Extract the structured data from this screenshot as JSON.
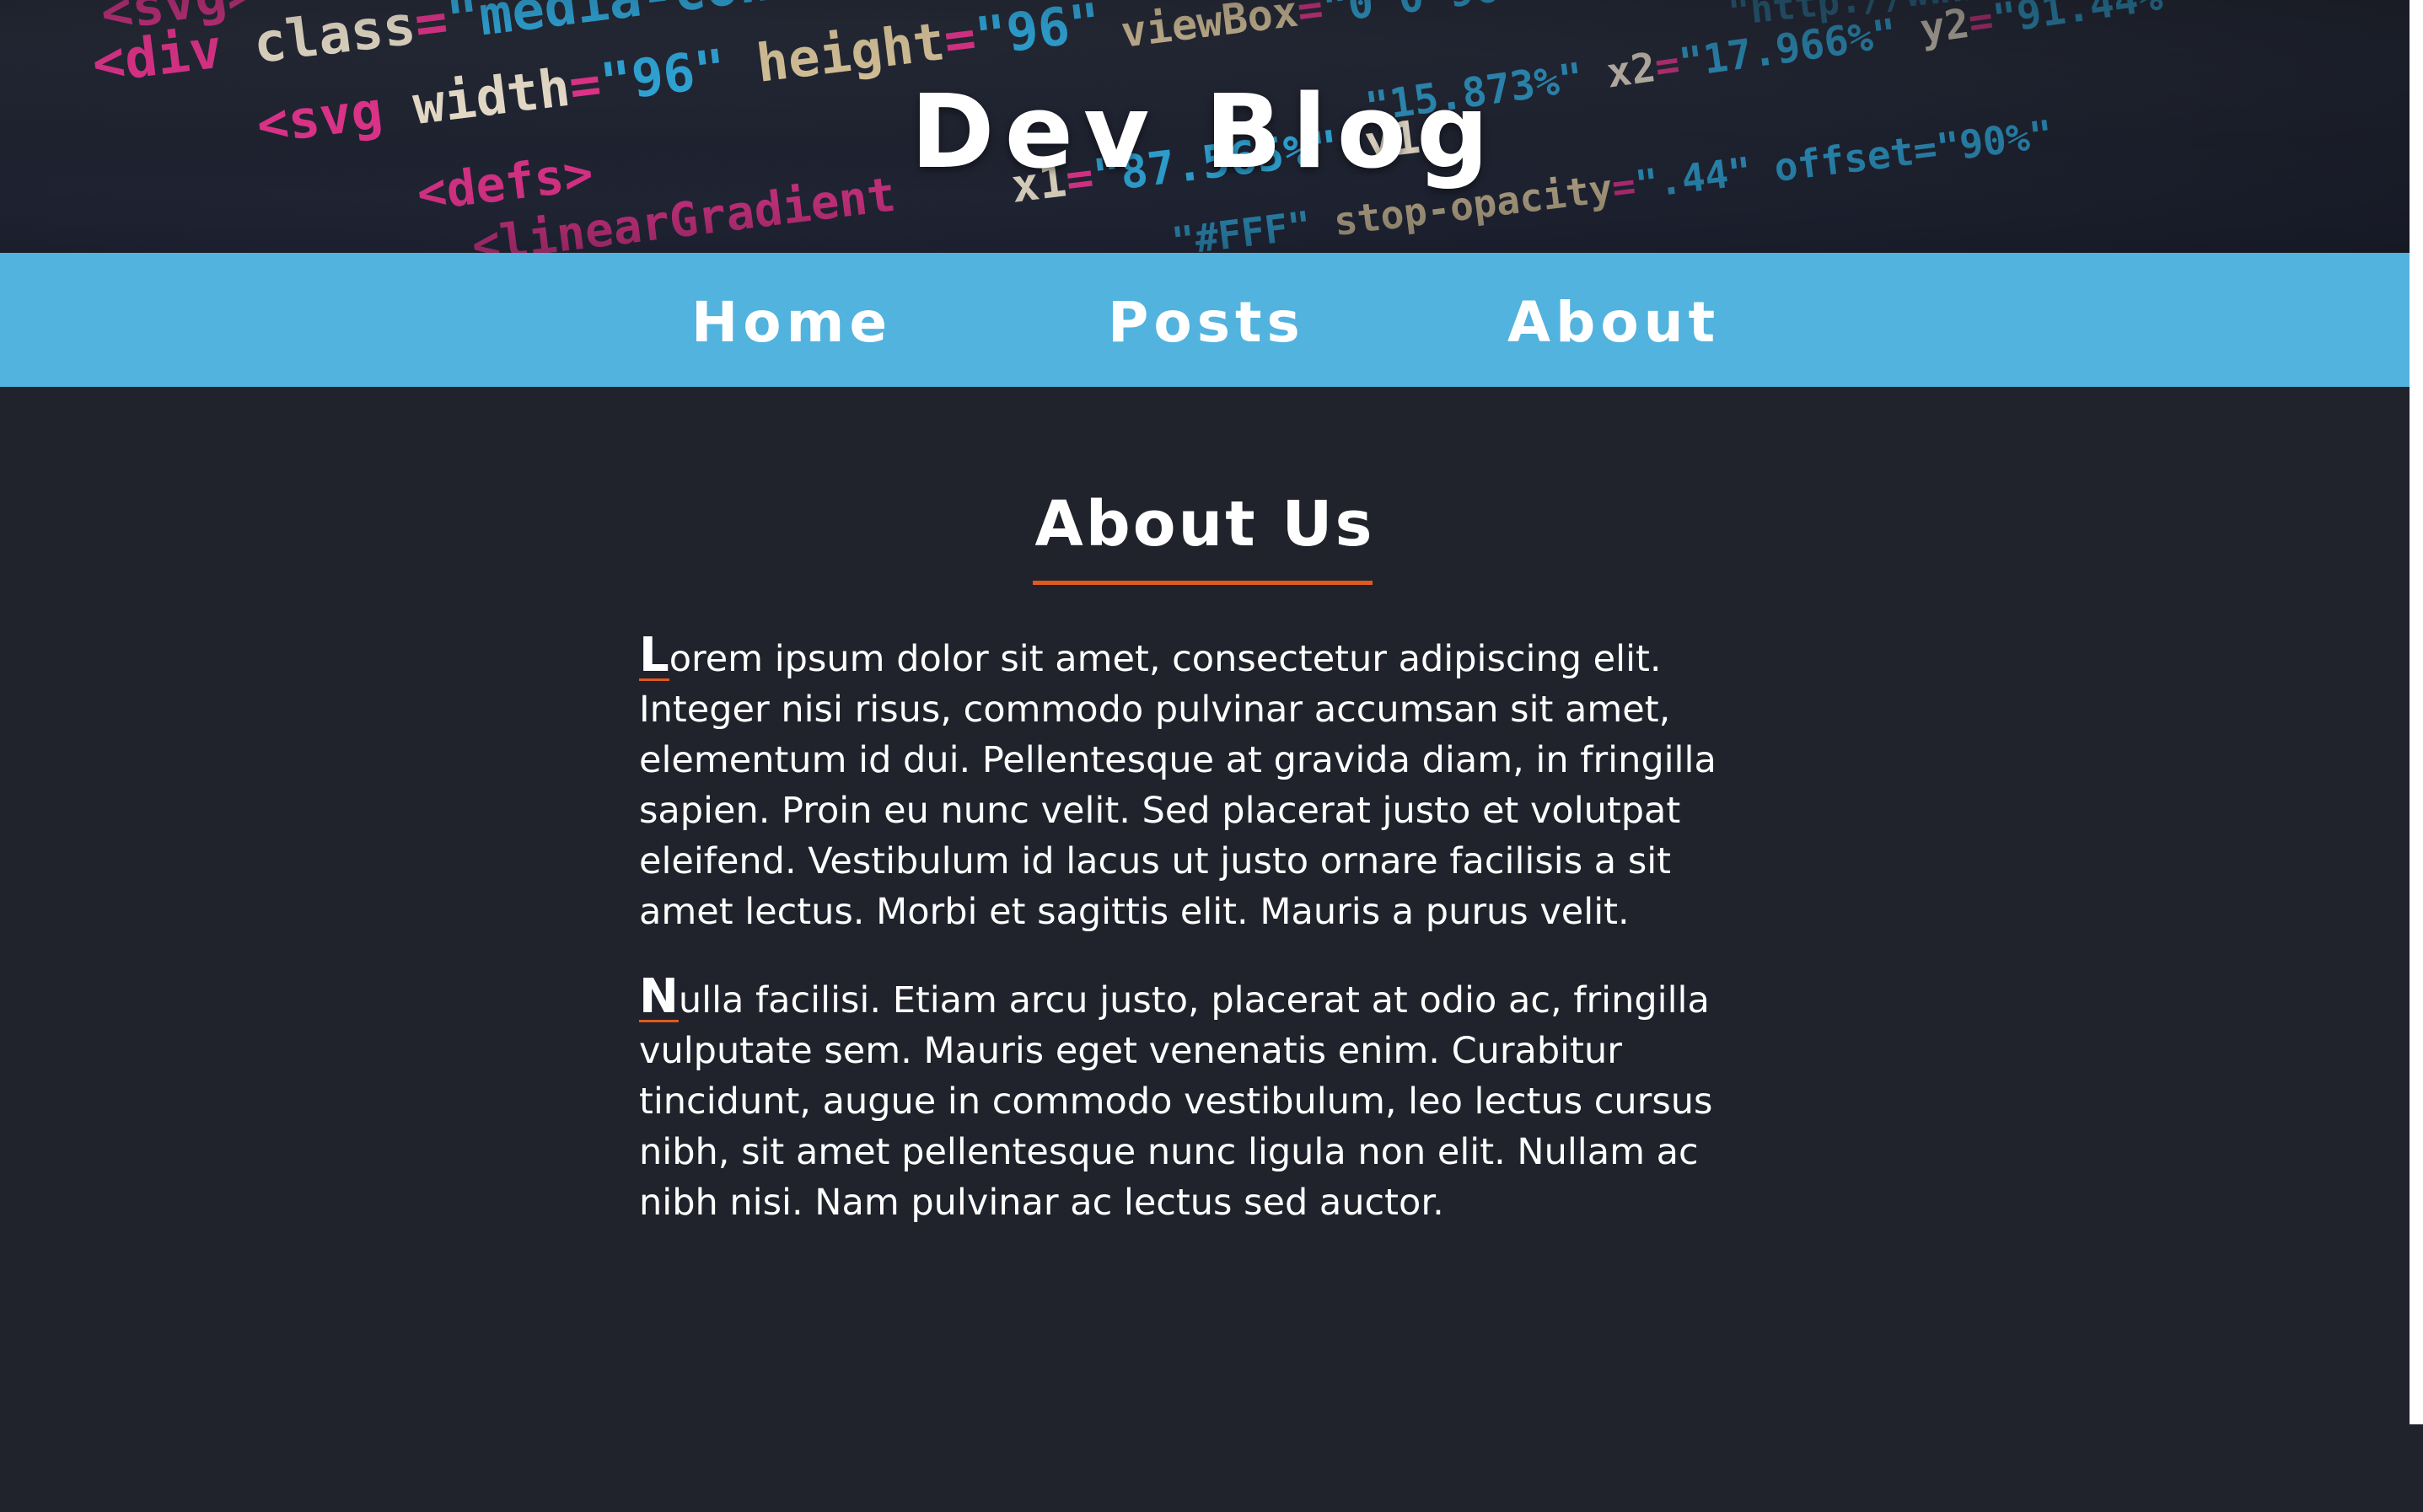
{
  "site": {
    "title": "Dev Blog"
  },
  "nav": {
    "items": [
      {
        "label": "Home"
      },
      {
        "label": "Posts"
      },
      {
        "label": "About"
      }
    ]
  },
  "about": {
    "heading": "About Us",
    "paragraphs": [
      {
        "initial": "L",
        "text": "orem ipsum dolor sit amet, consectetur adipiscing elit. Integer nisi risus, commodo pulvinar accumsan sit amet, elementum id dui. Pellentesque at gravida diam, in fringilla sapien. Proin eu nunc velit. Sed placerat justo et volutpat eleifend. Vestibulum id lacus ut justo ornare facilisis a sit amet lectus. Morbi et sagittis elit. Mauris a purus velit."
      },
      {
        "initial": "N",
        "text": "ulla facilisi. Etiam arcu justo, placerat at odio ac, fringilla vulputate sem. Mauris eget venenatis enim. Curabitur tincidunt, augue in commodo vestibulum, leo lectus cursus nibh, sit amet pellentesque nunc ligula non elit. Nullam ac nibh nisi. Nam pulvinar ac lectus sed auctor."
      }
    ]
  },
  "colors": {
    "nav_background": "#52b3de",
    "page_background": "#20232b",
    "accent": "#e05a1e",
    "text": "#ffffff"
  }
}
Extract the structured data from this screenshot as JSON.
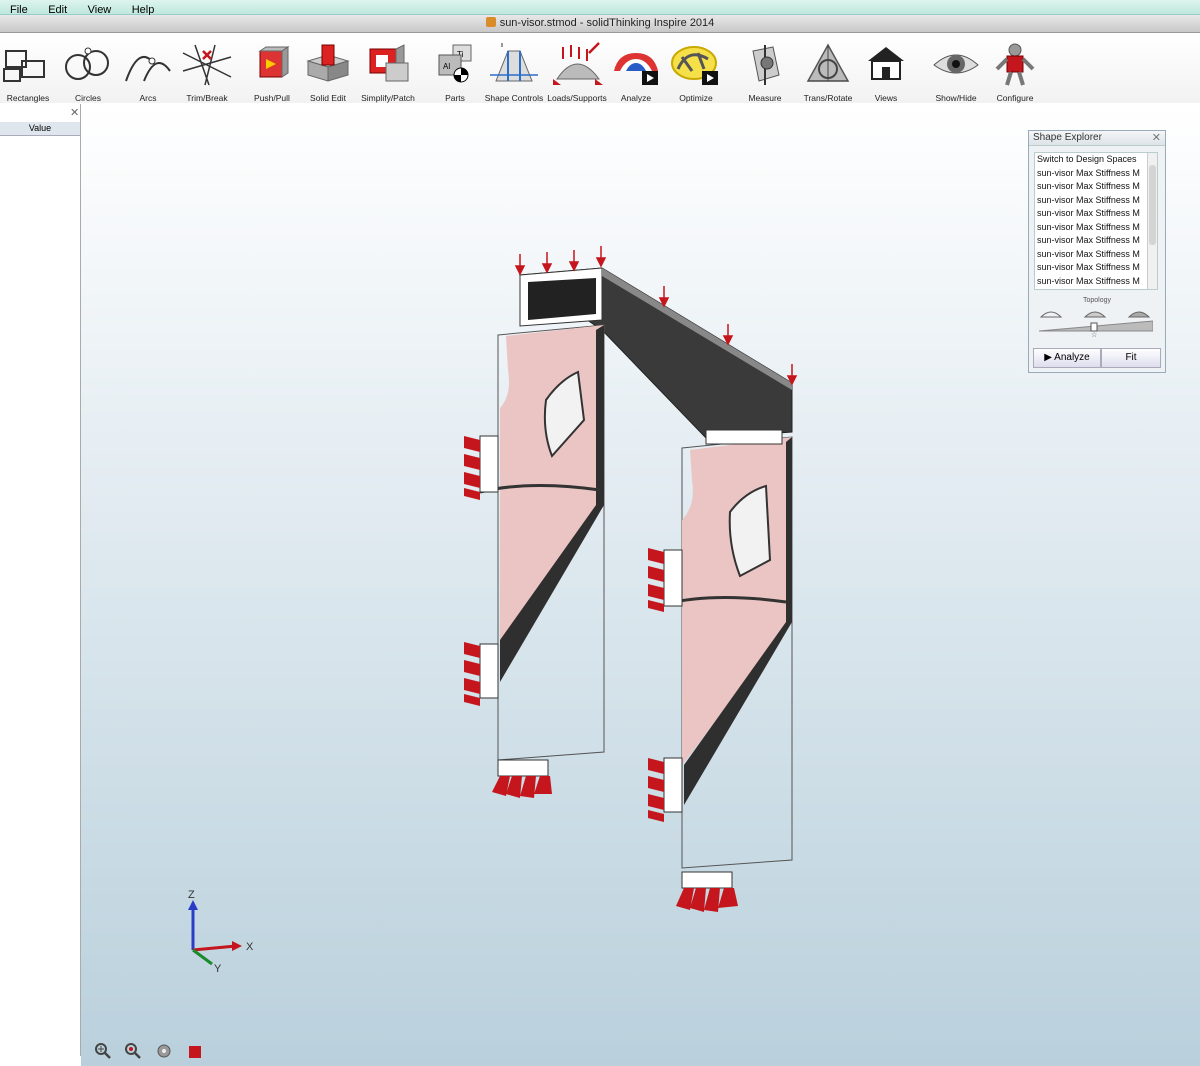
{
  "menu": [
    "File",
    "Edit",
    "View",
    "Help"
  ],
  "window_title": "sun-visor.stmod - solidThinking Inspire 2014",
  "toolbar": [
    {
      "label": "Rectangles",
      "icon": "rectangles-icon"
    },
    {
      "label": "Circles",
      "icon": "circles-icon"
    },
    {
      "label": "Arcs",
      "icon": "arcs-icon"
    },
    {
      "label": "Trim/Break",
      "icon": "trim-break-icon"
    },
    {
      "label": "Push/Pull",
      "icon": "push-pull-icon"
    },
    {
      "label": "Solid Edit",
      "icon": "solid-edit-icon"
    },
    {
      "label": "Simplify/Patch",
      "icon": "simplify-patch-icon"
    },
    {
      "label": "Parts",
      "icon": "parts-icon"
    },
    {
      "label": "Shape Controls",
      "icon": "shape-controls-icon"
    },
    {
      "label": "Loads/Supports",
      "icon": "loads-supports-icon"
    },
    {
      "label": "Analyze",
      "icon": "analyze-icon"
    },
    {
      "label": "Optimize",
      "icon": "optimize-icon"
    },
    {
      "label": "Measure",
      "icon": "measure-icon"
    },
    {
      "label": "Trans/Rotate",
      "icon": "trans-rotate-icon"
    },
    {
      "label": "Views",
      "icon": "views-icon"
    },
    {
      "label": "Show/Hide",
      "icon": "show-hide-icon"
    },
    {
      "label": "Configure",
      "icon": "configure-icon"
    }
  ],
  "property_panel": {
    "column_header": "Value"
  },
  "shape_explorer": {
    "title": "Shape Explorer",
    "items": [
      "Switch to Design Spaces",
      "sun-visor Max Stiffness M",
      "sun-visor Max Stiffness M",
      "sun-visor Max Stiffness M",
      "sun-visor Max Stiffness M",
      "sun-visor Max Stiffness M",
      "sun-visor Max Stiffness M",
      "sun-visor Max Stiffness M",
      "sun-visor Max Stiffness M",
      "sun-visor Max Stiffness M"
    ],
    "topology_label": "Topology",
    "analyze_button": "Analyze",
    "fit_button": "Fit"
  },
  "axes": {
    "z": "Z",
    "x": "X",
    "y": "Y"
  },
  "colors": {
    "load_red": "#c4161c",
    "topology_pink": "#ebc5c3",
    "beam_dark": "#3a3a3a"
  }
}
━━━━
Written instruction: Quote the records in full and exactly; skip any image.

Result for this exercise:
Extract the structured data from this screenshot as JSON.
{
  "site": {
    "title": "Dev Blog"
  },
  "nav": {
    "items": [
      {
        "label": "Home"
      },
      {
        "label": "Posts"
      },
      {
        "label": "About"
      }
    ]
  },
  "about": {
    "heading": "About Us",
    "paragraphs": [
      {
        "initial": "L",
        "text": "orem ipsum dolor sit amet, consectetur adipiscing elit. Integer nisi risus, commodo pulvinar accumsan sit amet, elementum id dui. Pellentesque at gravida diam, in fringilla sapien. Proin eu nunc velit. Sed placerat justo et volutpat eleifend. Vestibulum id lacus ut justo ornare facilisis a sit amet lectus. Morbi et sagittis elit. Mauris a purus velit."
      },
      {
        "initial": "N",
        "text": "ulla facilisi. Etiam arcu justo, placerat at odio ac, fringilla vulputate sem. Mauris eget venenatis enim. Curabitur tincidunt, augue in commodo vestibulum, leo lectus cursus nibh, sit amet pellentesque nunc ligula non elit. Nullam ac nibh nisi. Nam pulvinar ac lectus sed auctor."
      }
    ]
  },
  "colors": {
    "nav_background": "#52b3de",
    "page_background": "#20232b",
    "accent": "#e05a1e",
    "text": "#ffffff"
  }
}
Extract the structured data from this screenshot as JSON.
{
  "menu": [
    "File",
    "Edit",
    "View",
    "Help"
  ],
  "window_title": "sun-visor.stmod - solidThinking Inspire 2014",
  "toolbar": [
    {
      "label": "Rectangles",
      "icon": "rectangles-icon"
    },
    {
      "label": "Circles",
      "icon": "circles-icon"
    },
    {
      "label": "Arcs",
      "icon": "arcs-icon"
    },
    {
      "label": "Trim/Break",
      "icon": "trim-break-icon"
    },
    {
      "label": "Push/Pull",
      "icon": "push-pull-icon"
    },
    {
      "label": "Solid Edit",
      "icon": "solid-edit-icon"
    },
    {
      "label": "Simplify/Patch",
      "icon": "simplify-patch-icon"
    },
    {
      "label": "Parts",
      "icon": "parts-icon"
    },
    {
      "label": "Shape Controls",
      "icon": "shape-controls-icon"
    },
    {
      "label": "Loads/Supports",
      "icon": "loads-supports-icon"
    },
    {
      "label": "Analyze",
      "icon": "analyze-icon"
    },
    {
      "label": "Optimize",
      "icon": "optimize-icon"
    },
    {
      "label": "Measure",
      "icon": "measure-icon"
    },
    {
      "label": "Trans/Rotate",
      "icon": "trans-rotate-icon"
    },
    {
      "label": "Views",
      "icon": "views-icon"
    },
    {
      "label": "Show/Hide",
      "icon": "show-hide-icon"
    },
    {
      "label": "Configure",
      "icon": "configure-icon"
    }
  ],
  "property_panel": {
    "column_header": "Value"
  },
  "shape_explorer": {
    "title": "Shape Explorer",
    "items": [
      "Switch to Design Spaces",
      "sun-visor Max Stiffness M",
      "sun-visor Max Stiffness M",
      "sun-visor Max Stiffness M",
      "sun-visor Max Stiffness M",
      "sun-visor Max Stiffness M",
      "sun-visor Max Stiffness M",
      "sun-visor Max Stiffness M",
      "sun-visor Max Stiffness M",
      "sun-visor Max Stiffness M"
    ],
    "topology_label": "Topology",
    "analyze_button": "Analyze",
    "fit_button": "Fit"
  },
  "axes": {
    "z": "Z",
    "x": "X",
    "y": "Y"
  },
  "colors": {
    "load_red": "#c4161c",
    "topology_pink": "#ebc5c3",
    "beam_dark": "#3a3a3a"
  }
}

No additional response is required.